Input rows:
** Start **

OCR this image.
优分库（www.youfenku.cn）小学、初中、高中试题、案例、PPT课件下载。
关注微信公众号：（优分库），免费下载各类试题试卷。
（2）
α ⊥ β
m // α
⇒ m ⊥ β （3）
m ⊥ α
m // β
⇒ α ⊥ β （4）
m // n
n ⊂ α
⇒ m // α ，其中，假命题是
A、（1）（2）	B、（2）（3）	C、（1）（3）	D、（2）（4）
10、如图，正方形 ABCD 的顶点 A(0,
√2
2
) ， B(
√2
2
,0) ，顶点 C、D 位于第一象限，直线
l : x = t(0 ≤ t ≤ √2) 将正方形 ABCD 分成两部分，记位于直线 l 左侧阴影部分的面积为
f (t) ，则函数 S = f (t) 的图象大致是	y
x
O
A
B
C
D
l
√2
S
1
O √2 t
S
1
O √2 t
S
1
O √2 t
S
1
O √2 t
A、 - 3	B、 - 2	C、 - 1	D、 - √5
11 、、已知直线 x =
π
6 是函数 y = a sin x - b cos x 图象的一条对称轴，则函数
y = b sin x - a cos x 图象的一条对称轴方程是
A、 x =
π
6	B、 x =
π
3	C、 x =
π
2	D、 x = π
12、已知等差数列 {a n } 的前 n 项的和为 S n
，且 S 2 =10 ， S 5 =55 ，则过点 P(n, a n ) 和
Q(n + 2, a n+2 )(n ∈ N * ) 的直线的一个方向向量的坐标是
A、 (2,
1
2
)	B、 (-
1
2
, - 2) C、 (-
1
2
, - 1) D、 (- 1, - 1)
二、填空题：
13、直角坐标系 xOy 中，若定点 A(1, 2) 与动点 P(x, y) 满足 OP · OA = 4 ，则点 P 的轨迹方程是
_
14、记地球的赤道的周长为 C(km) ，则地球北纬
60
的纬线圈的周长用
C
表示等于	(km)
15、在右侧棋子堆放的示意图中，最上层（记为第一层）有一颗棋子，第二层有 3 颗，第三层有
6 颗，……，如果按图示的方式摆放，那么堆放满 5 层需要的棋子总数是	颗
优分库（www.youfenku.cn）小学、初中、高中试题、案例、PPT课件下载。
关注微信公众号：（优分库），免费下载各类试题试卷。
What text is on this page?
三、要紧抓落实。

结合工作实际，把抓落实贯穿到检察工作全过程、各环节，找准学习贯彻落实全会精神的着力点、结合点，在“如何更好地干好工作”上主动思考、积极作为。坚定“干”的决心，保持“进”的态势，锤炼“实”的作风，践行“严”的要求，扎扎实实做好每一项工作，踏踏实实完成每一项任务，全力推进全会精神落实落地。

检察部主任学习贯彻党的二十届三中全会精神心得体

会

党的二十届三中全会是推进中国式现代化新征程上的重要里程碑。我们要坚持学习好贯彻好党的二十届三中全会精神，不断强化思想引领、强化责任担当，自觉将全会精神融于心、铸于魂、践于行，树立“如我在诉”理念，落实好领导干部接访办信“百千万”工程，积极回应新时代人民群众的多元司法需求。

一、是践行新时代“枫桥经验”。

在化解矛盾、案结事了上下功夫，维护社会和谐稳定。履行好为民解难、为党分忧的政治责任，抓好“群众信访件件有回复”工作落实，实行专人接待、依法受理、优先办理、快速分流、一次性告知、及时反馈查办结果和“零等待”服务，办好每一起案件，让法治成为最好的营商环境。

** End **

Your objective: Take the line in which "What text is on this page?" occurs and each subsequent line through the end; give these lines again without alteration.

Finished exercise:
What text is on this page?
三、要紧抓落实。

结合工作实际，把抓落实贯穿到检察工作全过程、各环节，找准学习贯彻落实全会精神的着力点、结合点，在“如何更好地干好工作”上主动思考、积极作为。坚定“干”的决心，保持“进”的态势，锤炼“实”的作风，践行“严”的要求，扎扎实实做好每一项工作，踏踏实实完成每一项任务，全力推进全会精神落实落地。

检察部主任学习贯彻党的二十届三中全会精神心得体

会

党的二十届三中全会是推进中国式现代化新征程上的重要里程碑。我们要坚持学习好贯彻好党的二十届三中全会精神，不断强化思想引领、强化责任担当，自觉将全会精神融于心、铸于魂、践于行，树立“如我在诉”理念，落实好领导干部接访办信“百千万”工程，积极回应新时代人民群众的多元司法需求。

一、是践行新时代“枫桥经验”。

在化解矛盾、案结事了上下功夫，维护社会和谐稳定。履行好为民解难、为党分忧的政治责任，抓好“群众信访件件有回复”工作落实，实行专人接待、依法受理、优先办理、快速分流、一次性告知、及时反馈查办结果和“零等待”服务，办好每一起案件，让法治成为最好的营商环境。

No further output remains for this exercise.